▶ _Task_: Identify all lines in the data containing the string "Memory". Copy them out.

[Begin Data extract]

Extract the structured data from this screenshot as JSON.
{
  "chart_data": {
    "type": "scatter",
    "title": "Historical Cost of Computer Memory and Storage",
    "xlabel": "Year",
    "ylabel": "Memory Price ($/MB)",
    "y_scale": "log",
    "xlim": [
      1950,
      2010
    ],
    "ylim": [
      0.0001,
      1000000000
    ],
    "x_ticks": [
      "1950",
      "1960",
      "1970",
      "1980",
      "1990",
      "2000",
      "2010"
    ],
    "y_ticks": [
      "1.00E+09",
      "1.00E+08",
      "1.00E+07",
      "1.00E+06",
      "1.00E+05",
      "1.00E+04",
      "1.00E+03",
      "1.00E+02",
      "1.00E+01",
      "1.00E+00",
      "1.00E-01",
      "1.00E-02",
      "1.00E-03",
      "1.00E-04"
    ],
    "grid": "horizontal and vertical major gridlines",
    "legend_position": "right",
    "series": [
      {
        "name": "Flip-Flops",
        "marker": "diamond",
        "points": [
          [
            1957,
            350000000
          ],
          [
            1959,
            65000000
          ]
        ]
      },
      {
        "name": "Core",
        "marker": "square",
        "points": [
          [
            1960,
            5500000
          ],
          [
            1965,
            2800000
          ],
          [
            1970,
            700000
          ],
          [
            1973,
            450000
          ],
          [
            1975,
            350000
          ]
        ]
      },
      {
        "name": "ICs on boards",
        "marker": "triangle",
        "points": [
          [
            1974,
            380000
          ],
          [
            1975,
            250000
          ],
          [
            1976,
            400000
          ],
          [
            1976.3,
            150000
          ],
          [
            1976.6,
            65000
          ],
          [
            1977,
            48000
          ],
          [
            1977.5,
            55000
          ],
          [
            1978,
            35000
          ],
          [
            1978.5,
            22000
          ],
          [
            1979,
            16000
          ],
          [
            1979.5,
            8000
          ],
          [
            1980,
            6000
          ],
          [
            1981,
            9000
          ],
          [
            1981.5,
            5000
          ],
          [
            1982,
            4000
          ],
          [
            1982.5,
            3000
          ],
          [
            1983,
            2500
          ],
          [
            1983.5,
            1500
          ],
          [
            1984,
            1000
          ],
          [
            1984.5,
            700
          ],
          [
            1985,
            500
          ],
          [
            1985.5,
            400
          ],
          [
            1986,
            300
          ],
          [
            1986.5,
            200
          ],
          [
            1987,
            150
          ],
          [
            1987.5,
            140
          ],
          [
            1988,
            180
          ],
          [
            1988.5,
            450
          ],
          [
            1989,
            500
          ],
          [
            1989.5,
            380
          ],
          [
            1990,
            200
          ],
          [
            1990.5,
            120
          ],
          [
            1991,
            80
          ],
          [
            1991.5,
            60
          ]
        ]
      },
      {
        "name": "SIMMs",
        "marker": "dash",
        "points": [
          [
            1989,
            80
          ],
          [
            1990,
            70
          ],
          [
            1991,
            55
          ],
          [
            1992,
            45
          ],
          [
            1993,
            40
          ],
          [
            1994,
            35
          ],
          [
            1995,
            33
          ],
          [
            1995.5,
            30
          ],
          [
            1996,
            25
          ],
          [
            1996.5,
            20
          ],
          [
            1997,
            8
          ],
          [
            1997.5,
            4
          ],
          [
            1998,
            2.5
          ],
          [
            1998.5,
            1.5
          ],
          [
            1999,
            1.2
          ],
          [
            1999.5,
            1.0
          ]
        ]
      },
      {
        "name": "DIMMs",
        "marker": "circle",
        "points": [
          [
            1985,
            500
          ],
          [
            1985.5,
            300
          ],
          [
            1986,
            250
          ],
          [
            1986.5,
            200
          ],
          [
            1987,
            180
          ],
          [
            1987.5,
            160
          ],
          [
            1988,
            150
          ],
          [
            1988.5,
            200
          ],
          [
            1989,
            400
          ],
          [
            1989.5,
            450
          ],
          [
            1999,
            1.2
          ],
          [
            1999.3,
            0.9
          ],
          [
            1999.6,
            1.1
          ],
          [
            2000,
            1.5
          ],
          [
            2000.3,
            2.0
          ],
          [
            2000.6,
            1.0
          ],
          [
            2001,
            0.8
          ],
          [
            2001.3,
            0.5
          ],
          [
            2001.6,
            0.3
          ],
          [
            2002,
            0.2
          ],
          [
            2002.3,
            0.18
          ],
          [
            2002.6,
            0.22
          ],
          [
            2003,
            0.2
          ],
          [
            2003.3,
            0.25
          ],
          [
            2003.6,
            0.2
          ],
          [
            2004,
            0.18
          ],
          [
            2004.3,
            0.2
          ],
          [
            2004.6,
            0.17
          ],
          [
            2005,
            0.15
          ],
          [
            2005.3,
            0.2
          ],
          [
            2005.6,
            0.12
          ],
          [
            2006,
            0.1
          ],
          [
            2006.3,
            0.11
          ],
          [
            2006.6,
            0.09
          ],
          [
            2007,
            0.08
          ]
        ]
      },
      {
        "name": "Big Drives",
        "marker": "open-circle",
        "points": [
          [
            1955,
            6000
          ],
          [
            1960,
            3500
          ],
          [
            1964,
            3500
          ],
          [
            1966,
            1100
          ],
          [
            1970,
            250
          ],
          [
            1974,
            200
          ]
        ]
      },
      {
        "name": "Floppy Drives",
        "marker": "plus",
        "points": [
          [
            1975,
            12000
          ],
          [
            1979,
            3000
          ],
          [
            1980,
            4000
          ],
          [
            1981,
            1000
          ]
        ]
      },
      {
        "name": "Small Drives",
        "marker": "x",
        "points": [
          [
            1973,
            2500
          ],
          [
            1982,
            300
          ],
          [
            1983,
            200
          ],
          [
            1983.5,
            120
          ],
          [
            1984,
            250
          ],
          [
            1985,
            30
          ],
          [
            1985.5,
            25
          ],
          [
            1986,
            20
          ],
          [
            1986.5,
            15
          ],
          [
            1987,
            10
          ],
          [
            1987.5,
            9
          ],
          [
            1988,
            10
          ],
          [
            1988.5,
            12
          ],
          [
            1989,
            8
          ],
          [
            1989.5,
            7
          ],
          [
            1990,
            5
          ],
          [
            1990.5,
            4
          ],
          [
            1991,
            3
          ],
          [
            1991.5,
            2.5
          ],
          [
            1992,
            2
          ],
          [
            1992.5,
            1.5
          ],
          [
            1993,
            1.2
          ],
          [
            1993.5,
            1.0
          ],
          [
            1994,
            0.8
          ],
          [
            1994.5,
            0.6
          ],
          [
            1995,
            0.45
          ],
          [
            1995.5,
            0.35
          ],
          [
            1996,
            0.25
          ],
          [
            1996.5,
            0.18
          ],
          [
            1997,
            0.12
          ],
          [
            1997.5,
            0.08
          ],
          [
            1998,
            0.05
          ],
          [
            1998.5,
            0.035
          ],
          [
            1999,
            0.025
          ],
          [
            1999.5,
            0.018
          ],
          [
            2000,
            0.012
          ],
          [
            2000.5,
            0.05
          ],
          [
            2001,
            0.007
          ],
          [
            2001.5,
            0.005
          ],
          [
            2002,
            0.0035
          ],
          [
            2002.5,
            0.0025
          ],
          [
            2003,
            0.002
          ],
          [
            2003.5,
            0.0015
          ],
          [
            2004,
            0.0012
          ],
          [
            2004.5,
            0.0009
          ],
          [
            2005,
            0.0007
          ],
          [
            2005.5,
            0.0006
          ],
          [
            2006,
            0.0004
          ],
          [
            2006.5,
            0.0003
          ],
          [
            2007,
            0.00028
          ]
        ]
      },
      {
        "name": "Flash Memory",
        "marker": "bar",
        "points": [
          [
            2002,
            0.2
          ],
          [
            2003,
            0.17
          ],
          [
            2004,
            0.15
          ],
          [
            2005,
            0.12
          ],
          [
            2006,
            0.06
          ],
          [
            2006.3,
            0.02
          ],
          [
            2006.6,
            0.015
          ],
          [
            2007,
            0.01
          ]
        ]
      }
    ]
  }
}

[End Data extract]

▶ _Correct response_:
    "title": "Historical Cost of Computer Memory and Storage",
    "ylabel": "Memory Price ($/MB)",
        "name": "Flash Memory",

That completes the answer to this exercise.